= Task description =
Echo the lines from the line with "measurement-point [762,157,768,163]" to the line with "measurement-point [524,162,530,169]", both included, exactly as they appear in the items.

= Data records =
○ ○ ○ ○ ○ ○ ○
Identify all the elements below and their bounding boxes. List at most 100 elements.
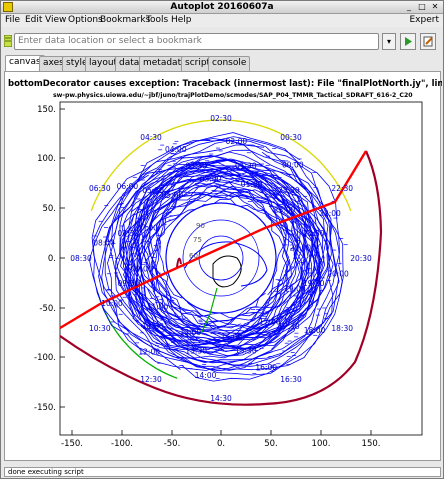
- app-icon: [3, 2, 13, 12]
- play-icon: [405, 37, 412, 46]
- menu-bookmarks[interactable]: Bookmarks: [100, 15, 151, 25]
- time-label: 02:30: [210, 114, 232, 123]
- close-icon[interactable]: ✕: [431, 2, 439, 11]
- trajectory-line: [104, 149, 326, 366]
- menu-options[interactable]: Options: [68, 15, 103, 25]
- plot-frame: [59, 101, 423, 436]
- menu-file[interactable]: File: [5, 15, 21, 25]
- time-label: 21:00: [289, 244, 311, 253]
- time-label: 13:30: [185, 347, 207, 356]
- time-label: 20:00: [327, 269, 349, 278]
- time-label: 12:00: [138, 348, 160, 357]
- menu-help[interactable]: Help: [171, 15, 192, 25]
- trajectory-line: [128, 178, 301, 343]
- polar-label-75: 75: [193, 236, 202, 244]
- x-tick-label: 150.: [362, 439, 381, 449]
- time-label: 07:30: [117, 229, 139, 238]
- dark-red-oval: [59, 150, 383, 406]
- trajectory-line: [98, 139, 334, 367]
- x-tick-label: 100.: [312, 439, 331, 449]
- y-tick-label: 0.: [48, 254, 56, 264]
- trajectory-line: [88, 132, 343, 372]
- time-label: 14:30: [210, 394, 232, 403]
- time-label: 12:30: [140, 375, 162, 384]
- y-tick-label: -150.: [34, 403, 56, 413]
- trajectory-line: [125, 155, 332, 359]
- trajectory-line: [143, 189, 290, 332]
- expert-menu[interactable]: Expert: [409, 15, 440, 25]
- auroral-oval: [212, 255, 242, 288]
- bookmark-icon[interactable]: [4, 35, 12, 47]
- minimize-icon[interactable]: _: [407, 2, 411, 11]
- time-label: 16:00: [255, 363, 277, 372]
- time-label: 17:00: [259, 318, 281, 327]
- tab-console[interactable]: console: [208, 56, 251, 71]
- inner-trajectory: [184, 241, 268, 287]
- time-label: 19:00: [284, 285, 306, 294]
- menu-edit[interactable]: Edit: [25, 15, 43, 25]
- trajectory-line: [155, 184, 302, 330]
- y-tick-label: 50.: [42, 204, 56, 214]
- chevron-down-icon[interactable]: ▾: [382, 33, 396, 50]
- trajectory-line: [136, 168, 321, 347]
- time-label: 22:30: [331, 184, 353, 193]
- y-tick-label: -50.: [39, 304, 56, 314]
- time-label: 06:30: [89, 184, 111, 193]
- time-label: 23:00: [274, 205, 296, 214]
- time-label: 11:00: [147, 303, 169, 312]
- time-label: 11:30: [142, 322, 164, 331]
- plot-canvas[interactable]: bottomDecorator causes exception: Traceb…: [4, 71, 444, 461]
- time-label: 15:00: [221, 333, 243, 342]
- time-label: 00:00: [282, 160, 304, 169]
- time-label: 04:30: [140, 133, 162, 142]
- polar-ring-middle: [182, 219, 260, 297]
- pencil-icon: [423, 36, 433, 47]
- x-tick-label: -100.: [111, 439, 133, 449]
- time-label: 09:00: [131, 264, 153, 273]
- time-label: 21:30: [303, 229, 325, 238]
- time-label: 05:30: [142, 186, 164, 195]
- data-location-input[interactable]: Enter data location or select a bookmark: [14, 33, 379, 50]
- go-button[interactable]: [400, 33, 416, 50]
- menu-view[interactable]: View: [45, 15, 67, 25]
- x-tick-label: 50.: [264, 439, 278, 449]
- time-label: 10:30: [89, 324, 111, 333]
- time-label: 04:00: [165, 145, 187, 154]
- time-label: 16:30: [280, 375, 302, 384]
- title-bar: Autoplot 20160607a _ □ ✕: [1, 1, 443, 14]
- trajectory-line: [151, 182, 304, 328]
- y-axis: 150. 100. 50. 0. -50. -100. -150.: [34, 105, 65, 413]
- x-axis: -150. -100. -50. 0. 50. 100. 150.: [61, 430, 380, 449]
- time-label: 02:00: [226, 137, 248, 146]
- time-label: 19:30: [303, 279, 325, 288]
- time-label: 18:00: [304, 326, 326, 335]
- y-tick-label: 100.: [37, 154, 56, 164]
- trajectory-line: [135, 181, 290, 336]
- polar-label-90: 90: [196, 222, 205, 230]
- error-message: bottomDecorator causes exception: Traceb…: [8, 79, 442, 89]
- trajectory-line: [119, 165, 329, 364]
- trajectory-line: [147, 191, 304, 339]
- maximize-icon[interactable]: □: [418, 2, 426, 11]
- time-label: 18:30: [331, 324, 353, 333]
- time-label: 03:30: [185, 161, 207, 170]
- time-label: 01:30: [235, 161, 257, 170]
- red-line: [59, 150, 368, 330]
- window-title: Autoplot 20160607a: [170, 2, 274, 12]
- time-label: 15:30: [235, 347, 257, 356]
- time-label: 05:00: [161, 191, 183, 200]
- plot-subtitle: sw-pw.physics.uiowa.edu/~jbf/juno/trajPl…: [53, 92, 413, 99]
- trajectory-lines: [88, 132, 348, 382]
- trajectory-line: [133, 174, 320, 348]
- y-tick-label: 150.: [37, 105, 56, 115]
- time-label: 22:00: [319, 209, 341, 218]
- menu-tools[interactable]: Tools: [146, 15, 169, 25]
- time-label: 14:00: [195, 371, 217, 380]
- edit-button[interactable]: [420, 33, 436, 50]
- time-label: 00:30: [280, 133, 302, 142]
- trajectory-line: [141, 192, 299, 339]
- time-label: 23:30: [278, 186, 300, 195]
- menu-bar: File Edit View Options Bookmarks Tools H…: [1, 14, 443, 27]
- time-label: 10:00: [101, 299, 123, 308]
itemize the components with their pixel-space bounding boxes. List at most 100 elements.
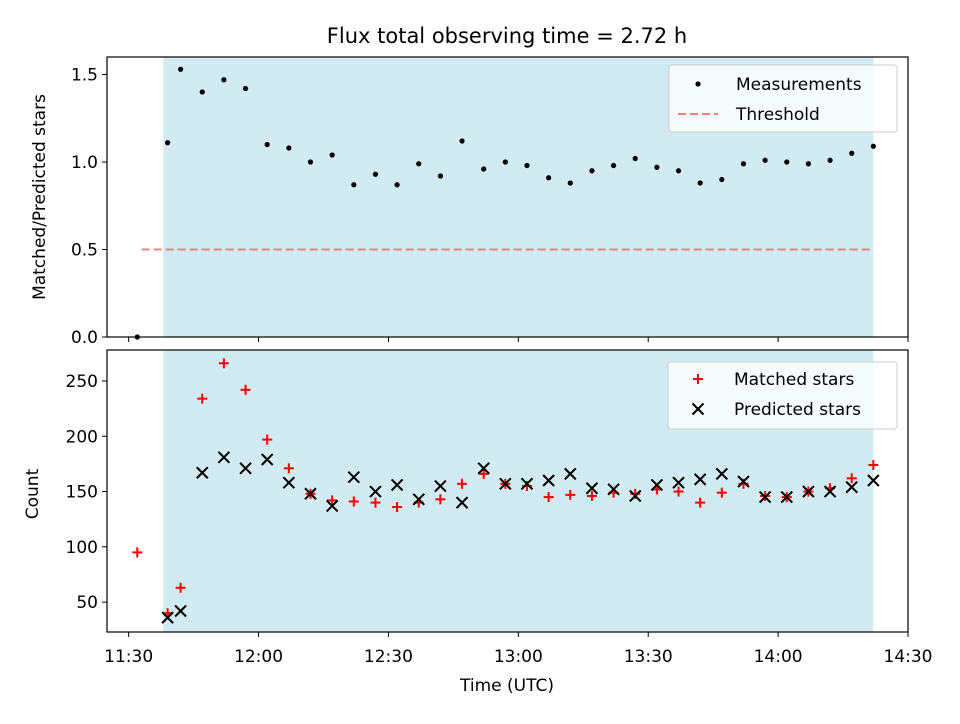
measurement-point [762,157,768,163]
measurement-point [394,182,400,188]
bottom-y-tick-label: 50 [76,593,98,613]
predicted-star-point [542,474,555,487]
measurement-point [870,143,876,149]
measurement-point [199,89,205,95]
measurement-point [307,159,314,165]
predicted-star-point [282,476,296,489]
predicted-star-point [412,493,425,506]
predicted-star-point [867,474,880,487]
measurement-point [221,77,227,83]
predicted-star-point [715,467,729,481]
predicted-star-point [325,499,339,513]
predicted-star-point [780,490,793,504]
legend-matched-label: Matched stars [734,370,854,390]
measurement-point [524,162,530,169]
chart-title: Flux total observing time = 2.72 h [327,24,687,48]
matched-star-point [175,582,186,593]
measurement-point [437,173,443,179]
measurement-point [165,140,171,146]
measurement-point [351,182,357,188]
predicted-star-point [672,476,685,489]
matched-star-point [348,496,359,507]
measurement-point [242,85,249,92]
measurement-point [719,176,725,183]
predicted-star-point [434,479,447,493]
top-legend-box [668,64,898,133]
matched-star-point [392,502,403,513]
bottom-x-tick-label: 11:30 [104,647,153,667]
count-points [132,358,880,624]
predicted-star-point [499,477,512,491]
measurement-point [264,141,270,148]
measurement-point [632,155,638,162]
bottom-legend: Matched stars Predicted stars [667,361,898,430]
top-x-ticks [128,337,909,342]
legend-measurements-label: Measurements [736,75,862,95]
measurement-point [610,162,617,169]
predicted-star-point [455,496,469,509]
predicted-star-point [607,483,620,496]
measurement-point [372,171,379,177]
predicted-star-point [520,477,534,491]
top-legend: Measurements Threshold [668,64,898,133]
top-panel: 0.0 0.5 1.0 1.5 Matched/Predicted stars Mea… [30,56,909,348]
measurement-point [329,152,335,158]
measurement-point [654,164,660,170]
predicted-star-point [845,480,858,494]
legend-measurements-marker [695,81,701,87]
top-y-axis-label: Matched/Predicted stars [30,94,50,300]
measurement-point [675,168,682,174]
measurement-point [567,180,573,186]
predicted-star-point [737,475,750,488]
matched-star-point [868,460,879,471]
matched-star-point [565,489,576,500]
measurement-point [502,159,508,165]
measurement-point [546,175,552,181]
top-axes-frame [106,56,909,338]
bottom-panel: 50 100 150 200 250 11:30 12:00 12:30 13:00 13:30… [23,349,933,696]
measurement-point [697,180,703,186]
matched-star-point [283,463,294,474]
predicted-star-point [585,482,599,495]
bottom-x-tick-label: 12:00 [234,647,283,667]
predicted-star-point [239,462,252,475]
matched-star-point [457,478,468,489]
matched-star-point [197,393,208,404]
predicted-star-point [477,462,490,475]
matched-star-point [435,494,446,505]
predicted-star-point [823,485,837,498]
matched-star-point [262,434,273,445]
top-y-tick-label: 0.5 [71,241,98,261]
measurement-point [740,161,747,167]
bottom-x-tick-label: 13:30 [624,647,673,667]
matched-star-point [370,497,381,508]
measurement-point [481,166,487,172]
bottom-x-tick-label: 14:30 [884,647,933,667]
predicted-star-point [390,478,404,492]
top-y-tick-label: 0.0 [71,328,98,348]
matched-star-point [132,547,143,558]
matched-star-point [695,497,706,508]
predicted-star-point [802,485,815,498]
matched-star-point [846,473,857,484]
measurement-point [784,159,790,165]
matched-star-point [218,358,229,369]
measurement-points [134,66,876,340]
matched-star-point [543,492,554,503]
predicted-star-point [758,490,772,504]
predicted-star-point [347,470,361,484]
legend-threshold-label: Threshold [735,105,820,125]
matched-star-point [586,490,597,501]
bottom-y-tick-label: 100 [66,538,98,558]
measurement-point [589,168,595,174]
top-y-tick-label: 1.0 [71,153,98,173]
x-axis-label: Time (UTC) [459,676,554,696]
bottom-y-tick-label: 250 [66,372,98,392]
legend-matched-marker [693,374,703,384]
measurement-point [805,161,812,167]
bottom-x-ticks: 11:30 12:00 12:30 13:00 13:30 14:00 14:30 [104,632,933,667]
predicted-star-point [693,473,707,486]
bottom-axes-frame [106,349,909,633]
top-y-ticks: 0.0 0.5 1.0 1.5 [71,66,107,348]
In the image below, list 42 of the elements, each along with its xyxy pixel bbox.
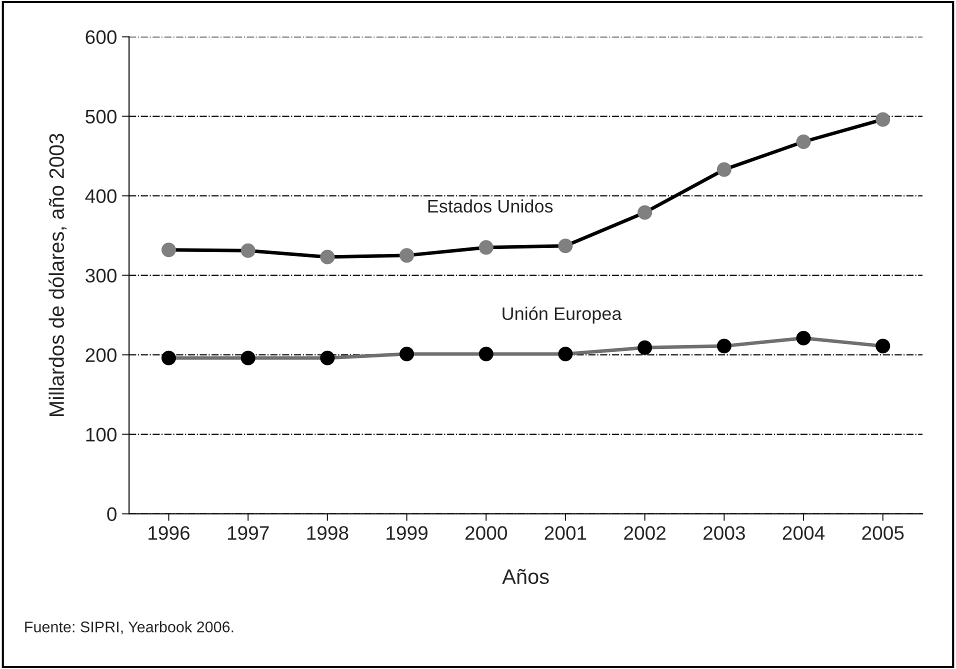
y-tick-label: 400 (85, 189, 116, 204)
point (796, 134, 811, 150)
x-tick-label: 1998 (307, 526, 348, 540)
source-note: Fuente: SIPRI, Yearbook 2006. (25, 621, 234, 634)
point (638, 205, 652, 220)
point (399, 346, 414, 362)
y-axis-title: Millardos de dólares, año 2003 (48, 134, 66, 416)
point (161, 242, 176, 258)
x-tick-label: 1996 (148, 526, 190, 540)
x-tick-label: 1997 (228, 526, 269, 540)
x-axis-title: Años (502, 568, 549, 584)
point (478, 240, 494, 255)
y-tick-label: 600 (86, 30, 116, 44)
point (558, 346, 573, 362)
point (876, 112, 890, 127)
point (240, 243, 256, 258)
x-tick-label: 2001 (544, 526, 586, 540)
x-tick-label: 2004 (782, 526, 825, 540)
y-tick-label: 200 (86, 348, 116, 362)
point (876, 338, 890, 354)
x-tick-label: 2005 (862, 526, 904, 540)
point (161, 350, 176, 366)
point (478, 346, 494, 362)
y-tick-label: 500 (86, 110, 116, 124)
point (240, 350, 256, 366)
y-tick-label: 0 (107, 507, 116, 522)
point (796, 330, 811, 346)
point (638, 340, 652, 355)
point (558, 238, 573, 254)
x-tick-label: 2003 (704, 526, 745, 540)
y-tick-label: 100 (86, 428, 116, 442)
series-label: Estados Unidos (428, 199, 553, 213)
point (399, 248, 414, 263)
y-tick-label: 300 (86, 268, 116, 283)
point (716, 338, 732, 354)
x-tick-label: 1999 (386, 526, 428, 540)
series-label: Unión Europea (502, 306, 622, 324)
point (320, 250, 335, 264)
x-tick-label: 2000 (465, 526, 507, 540)
x-tick-label: 2002 (624, 526, 666, 540)
point (320, 350, 335, 366)
point (716, 162, 732, 177)
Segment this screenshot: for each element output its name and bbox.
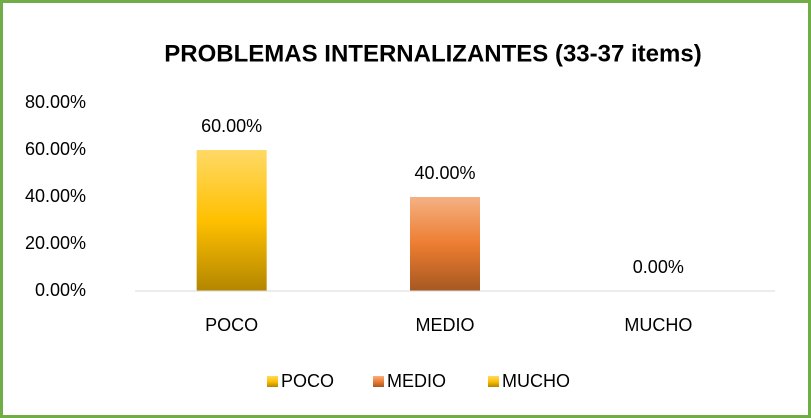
data-label: 60.00% — [201, 116, 262, 136]
legend-label: MUCHO — [502, 371, 570, 391]
x-tick-label: MEDIO — [415, 315, 474, 335]
legend-swatch — [267, 376, 278, 387]
x-tick-label: POCO — [205, 315, 258, 335]
legend-swatch — [373, 376, 384, 387]
data-label: 40.00% — [414, 163, 475, 183]
x-tick-label: MUCHO — [624, 315, 692, 335]
data-label: 0.00% — [633, 257, 684, 277]
y-tick-label: 0.00% — [35, 280, 86, 300]
legend-label: MEDIO — [387, 371, 446, 391]
chart-title: PROBLEMAS INTERNALIZANTES (33-37 items) — [164, 40, 701, 67]
y-tick-label: 40.00% — [25, 186, 86, 206]
legend-label: POCO — [281, 371, 334, 391]
legend-swatch — [488, 376, 499, 387]
y-tick-label: 20.00% — [25, 233, 86, 253]
bar — [410, 197, 480, 291]
bar — [196, 150, 267, 291]
y-tick-label: 60.00% — [25, 139, 86, 159]
y-tick-label: 80.00% — [25, 92, 86, 112]
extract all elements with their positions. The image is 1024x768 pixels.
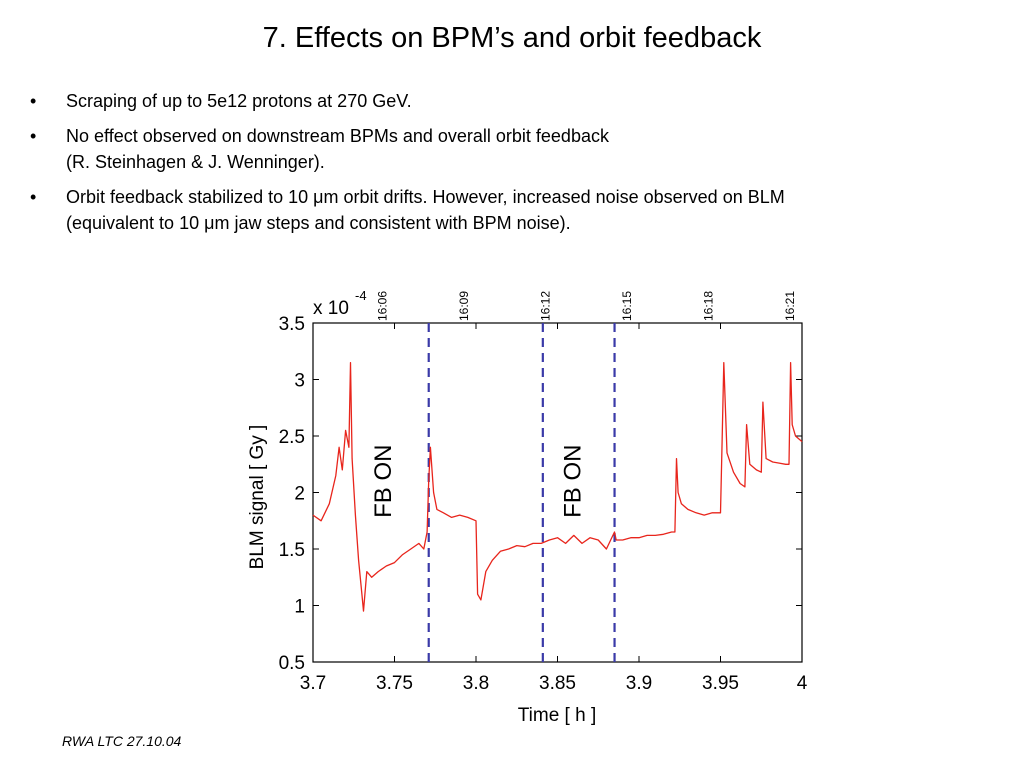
top-time-tick-label: 16:06 — [375, 291, 389, 321]
y-multiplier-exponent: -4 — [355, 288, 367, 303]
top-time-tick-label: 16:21 — [783, 291, 797, 321]
footer-note: RWA LTC 27.10.04 — [62, 733, 182, 749]
bullet-text-line: Orbit feedback stabilized to 10 μm orbit… — [66, 187, 785, 207]
x-tick-label: 3.85 — [539, 673, 576, 694]
bullet-item: • Orbit feedback stabilized to 10 μm orb… — [30, 184, 1000, 236]
bullet-text-line: (R. Steinhagen & J. Wenninger). — [66, 152, 325, 172]
bullet-marker: • — [30, 126, 37, 146]
y-tick-label: 1.5 — [279, 540, 305, 561]
y-tick-label: 1 — [294, 597, 305, 618]
labels-layer: FB ON FB ON — [370, 445, 586, 518]
bullet-item: • No effect observed on downstream BPMs … — [30, 123, 1000, 175]
blm-signal-series-line — [312, 361, 803, 612]
series-layer — [312, 361, 803, 612]
bullet-text-line: Scraping of up to 5e12 protons at 270 Ge… — [66, 91, 412, 111]
y-tick-label: 2.5 — [279, 427, 305, 448]
bullet-list: • Scraping of up to 5e12 protons at 270 … — [30, 88, 1000, 245]
y-multiplier-label: x 10 — [313, 298, 349, 319]
bullet-marker: • — [30, 187, 37, 207]
top-time-tick-label: 16:12 — [538, 291, 552, 321]
ticks-layer: 3.7 3.75 3.8 3.85 3.9 3.95 4 0.5 1 1.5 2 2.5 3 3.5 16:… — [279, 291, 808, 694]
slide-title: 7. Effects on BPM’s and orbit feedback — [262, 22, 762, 54]
x-tick-label: 4 — [797, 673, 808, 694]
x-tick-label: 3.9 — [626, 673, 652, 694]
y-axis-label: BLM signal [ Gy ] — [247, 425, 268, 570]
x-axis-label: Time [ h ] — [518, 705, 596, 726]
top-time-tick-label: 16:15 — [620, 291, 634, 321]
x-tick-label: 3.7 — [300, 673, 326, 694]
x-tick-label: 3.75 — [376, 673, 413, 694]
top-time-tick-label: 16:18 — [701, 291, 715, 321]
y-tick-label: 3 — [294, 371, 305, 392]
bullet-marker: • — [30, 91, 37, 111]
y-tick-label: 2 — [294, 484, 305, 505]
top-time-tick-label: 16:09 — [457, 291, 471, 321]
vlines-layer — [427, 323, 616, 662]
x-tick-label: 3.95 — [702, 673, 739, 694]
x-tick-label: 3.8 — [463, 673, 489, 694]
y-tick-label: 0.5 — [279, 653, 305, 674]
fb-on-annotation: FB ON — [370, 445, 397, 518]
fb-on-annotation: FB ON — [559, 445, 586, 518]
bullet-text-line: No effect observed on downstream BPMs an… — [66, 126, 609, 146]
bullet-text-line: (equivalent to 10 μm jaw steps and consi… — [66, 213, 571, 233]
bullet-item: • Scraping of up to 5e12 protons at 270 … — [30, 88, 1000, 114]
y-tick-label: 3.5 — [279, 314, 305, 335]
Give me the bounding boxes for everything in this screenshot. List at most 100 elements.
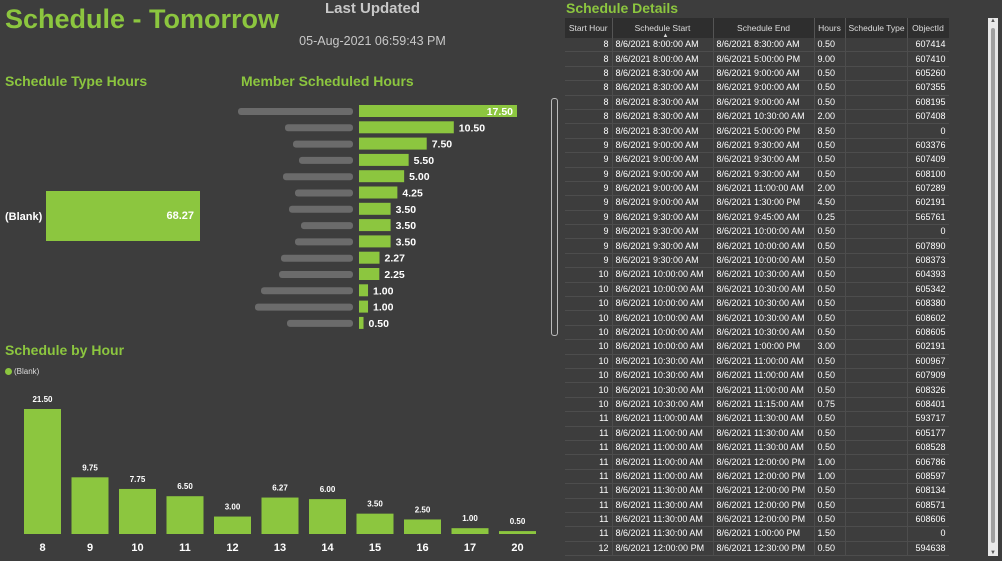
○ ○ ○ ○ ○ ○ ○
= Exercise answer =
measurement-point [762,157,768,163]
measurement-point [394,182,400,188]
bottom-y-tick-label: 50 [76,593,98,613]
predicted-star-point [542,474,555,487]
measurement-point [870,143,876,149]
measurement-point [199,89,205,95]
measurement-point [307,159,314,165]
predicted-star-point [282,476,296,489]
predicted-star-point [412,493,425,506]
predicted-star-point [867,474,880,487]
measurement-point [221,77,227,83]
predicted-star-point [715,467,729,481]
predicted-star-point [325,499,339,513]
predicted-star-point [780,490,793,504]
legend-matched-label: Matched stars [734,370,854,390]
measurement-point [524,162,530,169]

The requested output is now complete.